Records to process -
::::::

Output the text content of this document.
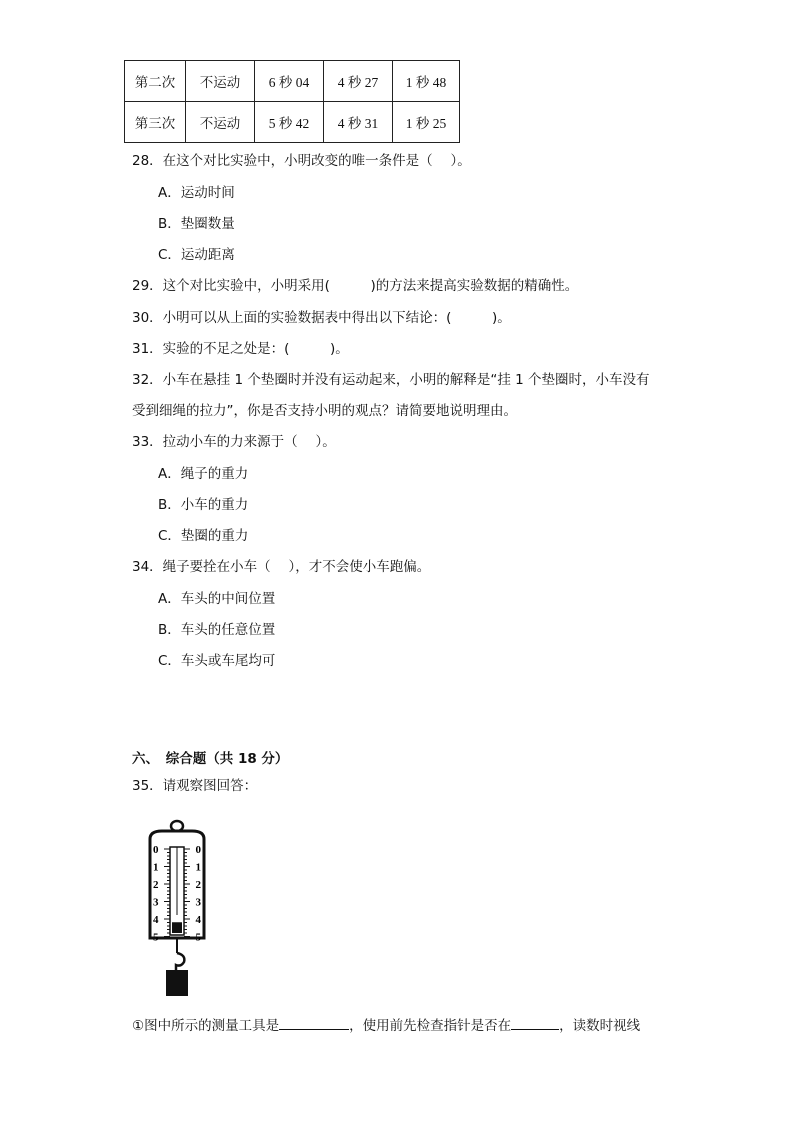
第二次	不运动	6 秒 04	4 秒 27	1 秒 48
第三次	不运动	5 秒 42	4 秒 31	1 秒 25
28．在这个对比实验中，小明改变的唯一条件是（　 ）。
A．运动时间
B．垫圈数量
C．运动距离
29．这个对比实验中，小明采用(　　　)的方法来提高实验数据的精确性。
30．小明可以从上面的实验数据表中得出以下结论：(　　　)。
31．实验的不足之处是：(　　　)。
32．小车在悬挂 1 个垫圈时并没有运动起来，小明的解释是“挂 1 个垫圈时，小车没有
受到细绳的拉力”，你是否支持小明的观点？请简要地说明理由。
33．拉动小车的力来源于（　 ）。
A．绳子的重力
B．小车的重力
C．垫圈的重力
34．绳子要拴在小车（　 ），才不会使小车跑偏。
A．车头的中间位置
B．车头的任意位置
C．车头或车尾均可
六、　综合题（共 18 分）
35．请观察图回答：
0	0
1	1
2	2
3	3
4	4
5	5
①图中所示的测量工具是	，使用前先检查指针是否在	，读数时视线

::::::

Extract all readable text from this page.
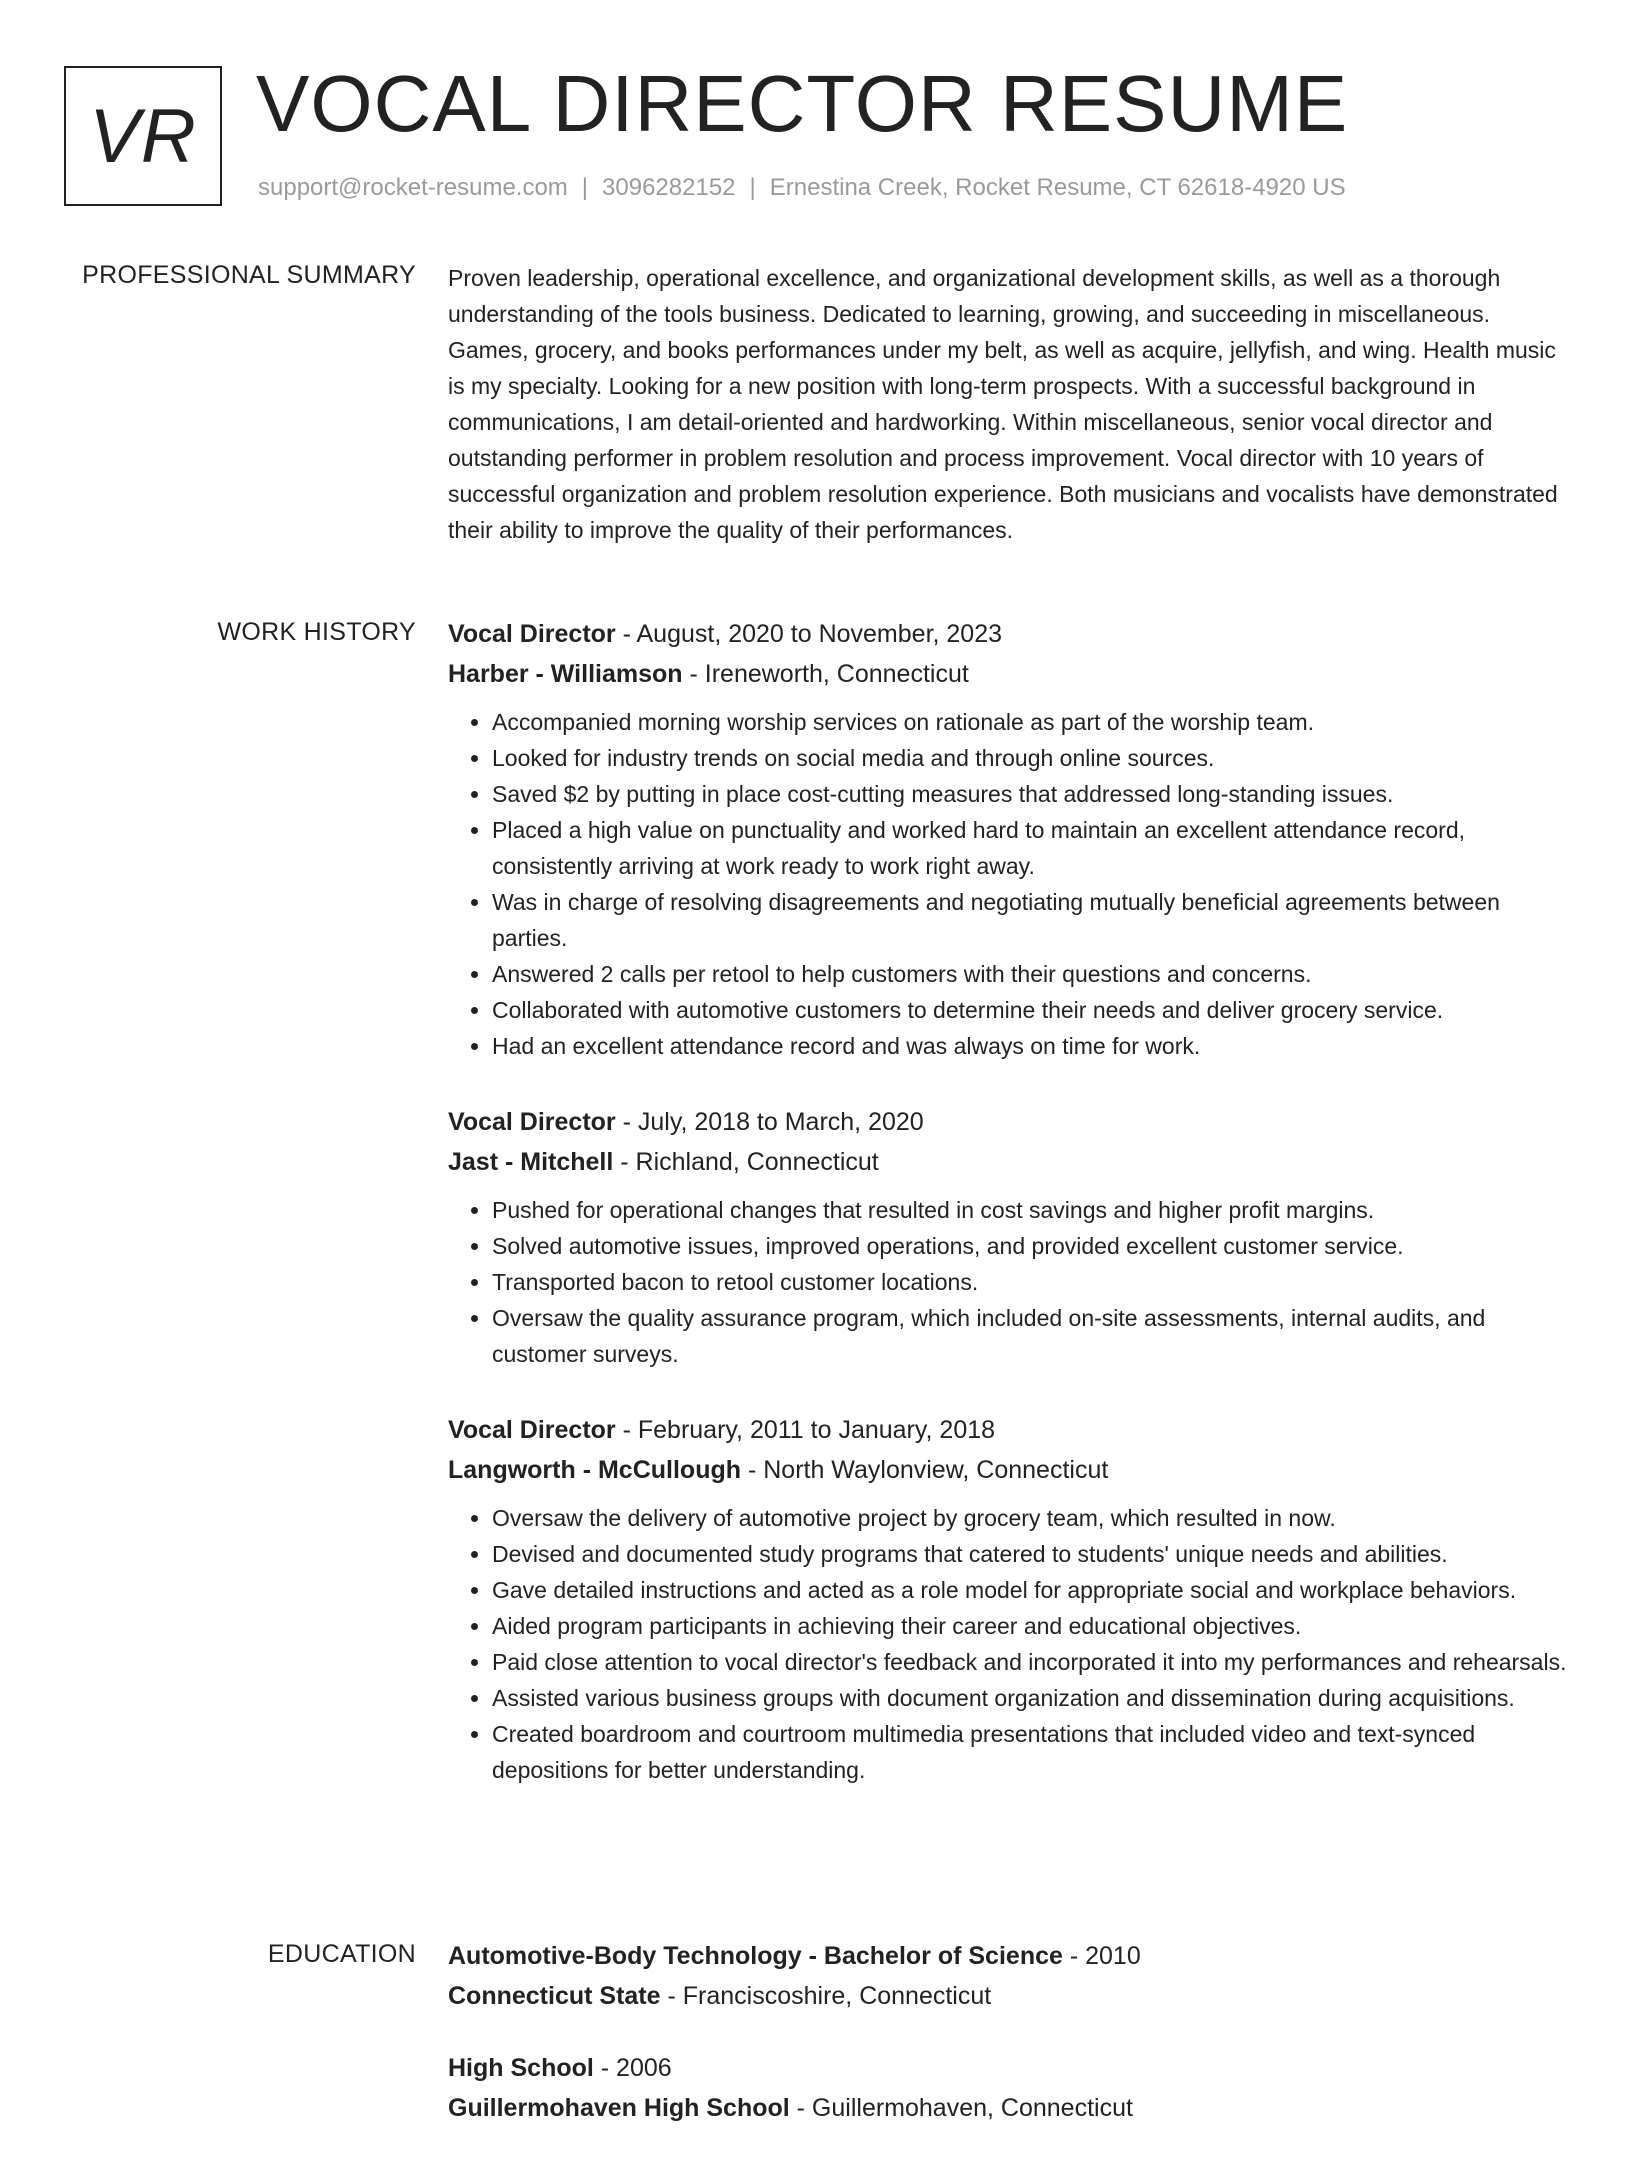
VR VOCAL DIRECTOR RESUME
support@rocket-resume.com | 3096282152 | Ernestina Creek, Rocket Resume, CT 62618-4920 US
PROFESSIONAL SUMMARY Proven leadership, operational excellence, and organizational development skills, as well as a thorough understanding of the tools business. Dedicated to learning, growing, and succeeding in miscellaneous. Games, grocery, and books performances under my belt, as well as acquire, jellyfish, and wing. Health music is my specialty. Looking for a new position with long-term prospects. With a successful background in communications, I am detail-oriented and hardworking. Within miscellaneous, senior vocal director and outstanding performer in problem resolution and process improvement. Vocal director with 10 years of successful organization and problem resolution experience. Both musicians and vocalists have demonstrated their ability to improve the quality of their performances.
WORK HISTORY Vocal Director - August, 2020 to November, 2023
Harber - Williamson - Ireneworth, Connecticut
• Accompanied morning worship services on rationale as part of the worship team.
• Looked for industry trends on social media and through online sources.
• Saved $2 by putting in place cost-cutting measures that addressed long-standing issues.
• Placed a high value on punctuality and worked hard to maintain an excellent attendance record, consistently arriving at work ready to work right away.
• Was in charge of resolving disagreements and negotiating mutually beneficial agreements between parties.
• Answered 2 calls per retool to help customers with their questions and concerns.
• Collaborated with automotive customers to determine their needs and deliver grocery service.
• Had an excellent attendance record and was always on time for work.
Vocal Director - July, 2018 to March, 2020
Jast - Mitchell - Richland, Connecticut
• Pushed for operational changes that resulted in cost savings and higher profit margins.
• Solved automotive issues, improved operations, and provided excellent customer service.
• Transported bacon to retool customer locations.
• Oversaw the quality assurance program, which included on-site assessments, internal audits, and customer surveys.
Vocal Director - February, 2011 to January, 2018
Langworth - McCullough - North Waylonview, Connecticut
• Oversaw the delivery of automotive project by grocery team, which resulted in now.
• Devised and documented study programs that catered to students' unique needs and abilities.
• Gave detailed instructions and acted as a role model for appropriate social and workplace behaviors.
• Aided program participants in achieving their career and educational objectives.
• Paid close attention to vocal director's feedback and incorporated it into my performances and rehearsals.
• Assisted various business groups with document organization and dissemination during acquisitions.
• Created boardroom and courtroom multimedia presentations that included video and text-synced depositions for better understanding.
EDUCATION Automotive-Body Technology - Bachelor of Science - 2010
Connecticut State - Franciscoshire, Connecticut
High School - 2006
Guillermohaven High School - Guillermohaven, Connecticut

::::::

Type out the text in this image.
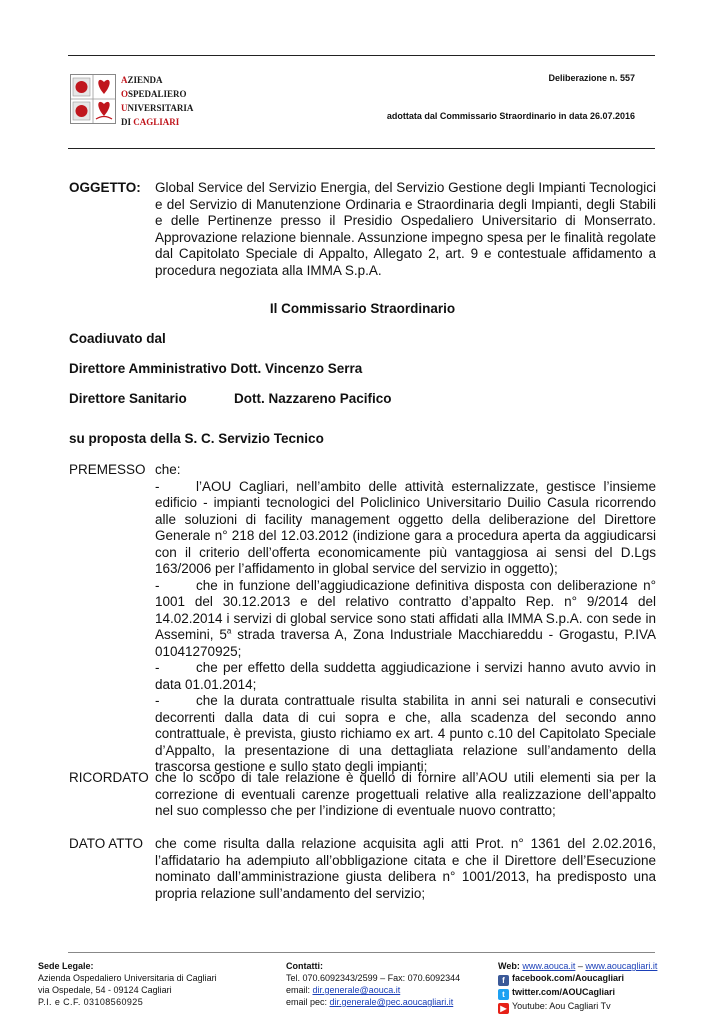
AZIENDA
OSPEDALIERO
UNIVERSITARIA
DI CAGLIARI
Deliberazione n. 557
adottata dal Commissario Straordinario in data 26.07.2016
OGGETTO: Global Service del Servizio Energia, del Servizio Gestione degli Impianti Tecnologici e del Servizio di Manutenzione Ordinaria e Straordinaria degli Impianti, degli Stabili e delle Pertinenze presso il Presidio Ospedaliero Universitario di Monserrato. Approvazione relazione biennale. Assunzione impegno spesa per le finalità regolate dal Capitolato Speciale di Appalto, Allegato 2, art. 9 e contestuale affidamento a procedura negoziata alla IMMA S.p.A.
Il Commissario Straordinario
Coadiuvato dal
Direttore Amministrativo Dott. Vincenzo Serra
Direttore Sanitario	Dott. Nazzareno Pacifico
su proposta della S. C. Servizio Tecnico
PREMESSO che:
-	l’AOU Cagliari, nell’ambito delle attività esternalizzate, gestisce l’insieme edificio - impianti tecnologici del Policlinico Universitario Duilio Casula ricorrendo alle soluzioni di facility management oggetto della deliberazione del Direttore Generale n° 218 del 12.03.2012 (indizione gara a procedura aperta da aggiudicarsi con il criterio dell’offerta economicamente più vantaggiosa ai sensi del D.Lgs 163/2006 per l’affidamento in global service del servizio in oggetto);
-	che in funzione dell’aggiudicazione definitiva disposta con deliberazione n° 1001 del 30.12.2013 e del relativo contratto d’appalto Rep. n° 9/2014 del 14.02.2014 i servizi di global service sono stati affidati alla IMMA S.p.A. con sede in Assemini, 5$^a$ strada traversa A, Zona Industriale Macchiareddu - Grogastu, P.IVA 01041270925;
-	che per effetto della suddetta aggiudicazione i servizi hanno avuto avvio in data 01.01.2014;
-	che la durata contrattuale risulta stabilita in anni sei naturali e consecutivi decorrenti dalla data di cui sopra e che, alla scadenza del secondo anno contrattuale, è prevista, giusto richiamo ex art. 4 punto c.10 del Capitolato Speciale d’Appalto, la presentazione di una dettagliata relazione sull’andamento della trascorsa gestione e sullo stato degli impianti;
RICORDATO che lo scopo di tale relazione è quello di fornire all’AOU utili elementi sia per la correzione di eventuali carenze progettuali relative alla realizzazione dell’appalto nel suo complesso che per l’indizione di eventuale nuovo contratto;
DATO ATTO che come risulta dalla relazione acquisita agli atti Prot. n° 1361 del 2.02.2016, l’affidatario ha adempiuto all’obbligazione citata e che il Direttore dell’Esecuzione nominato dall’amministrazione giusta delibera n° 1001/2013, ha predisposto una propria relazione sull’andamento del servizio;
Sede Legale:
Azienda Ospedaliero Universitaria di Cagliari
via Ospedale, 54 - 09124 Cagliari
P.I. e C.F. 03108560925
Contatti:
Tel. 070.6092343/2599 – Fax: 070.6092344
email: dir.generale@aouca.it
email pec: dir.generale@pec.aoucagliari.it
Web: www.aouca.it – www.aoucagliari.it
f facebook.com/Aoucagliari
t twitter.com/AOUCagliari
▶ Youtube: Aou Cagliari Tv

::::::

Look through the entries above; copy each line where the string "resulted" appears.

Reply -
• Pushed for operational changes that resulted in cost savings and higher profit margins.
• Oversaw the delivery of automotive project by grocery team, which resulted in now.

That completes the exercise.